Part of a data file:
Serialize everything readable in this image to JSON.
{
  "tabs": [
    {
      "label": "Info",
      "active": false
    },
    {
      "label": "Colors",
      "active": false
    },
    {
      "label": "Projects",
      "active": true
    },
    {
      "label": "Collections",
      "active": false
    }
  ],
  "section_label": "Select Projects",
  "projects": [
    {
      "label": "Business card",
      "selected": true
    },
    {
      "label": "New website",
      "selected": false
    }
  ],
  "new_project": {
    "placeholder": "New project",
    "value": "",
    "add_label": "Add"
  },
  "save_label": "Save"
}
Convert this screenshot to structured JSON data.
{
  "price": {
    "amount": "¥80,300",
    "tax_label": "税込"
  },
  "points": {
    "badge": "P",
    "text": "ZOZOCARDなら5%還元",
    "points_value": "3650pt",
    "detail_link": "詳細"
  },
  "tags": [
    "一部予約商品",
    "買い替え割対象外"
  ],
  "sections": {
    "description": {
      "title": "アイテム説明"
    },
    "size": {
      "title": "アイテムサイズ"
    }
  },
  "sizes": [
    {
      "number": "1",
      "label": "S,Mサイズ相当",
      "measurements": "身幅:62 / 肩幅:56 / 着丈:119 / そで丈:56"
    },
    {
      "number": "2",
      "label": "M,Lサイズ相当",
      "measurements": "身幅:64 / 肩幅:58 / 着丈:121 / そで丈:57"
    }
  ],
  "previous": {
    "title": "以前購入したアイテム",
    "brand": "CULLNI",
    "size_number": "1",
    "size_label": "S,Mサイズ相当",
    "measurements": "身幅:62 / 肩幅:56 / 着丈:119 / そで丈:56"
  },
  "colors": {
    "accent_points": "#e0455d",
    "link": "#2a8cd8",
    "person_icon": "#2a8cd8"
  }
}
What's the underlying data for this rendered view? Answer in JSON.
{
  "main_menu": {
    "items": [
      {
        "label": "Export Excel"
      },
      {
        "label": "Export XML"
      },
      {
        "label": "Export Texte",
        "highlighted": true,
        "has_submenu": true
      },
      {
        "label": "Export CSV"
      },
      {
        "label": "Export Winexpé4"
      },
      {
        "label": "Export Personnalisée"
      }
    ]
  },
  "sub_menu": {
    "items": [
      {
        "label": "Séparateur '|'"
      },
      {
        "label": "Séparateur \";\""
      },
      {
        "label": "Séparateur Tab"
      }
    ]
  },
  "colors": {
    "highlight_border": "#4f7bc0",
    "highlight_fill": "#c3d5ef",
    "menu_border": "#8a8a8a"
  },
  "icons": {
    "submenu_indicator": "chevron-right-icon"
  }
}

STATED EXERCISE: Read the data above and pull out each line that holds the string "title".

EXERCISE SOLUTION:
      "title": "アイテム説明"
      "title": "アイテムサイズ"
    "title": "以前購入したアイテム",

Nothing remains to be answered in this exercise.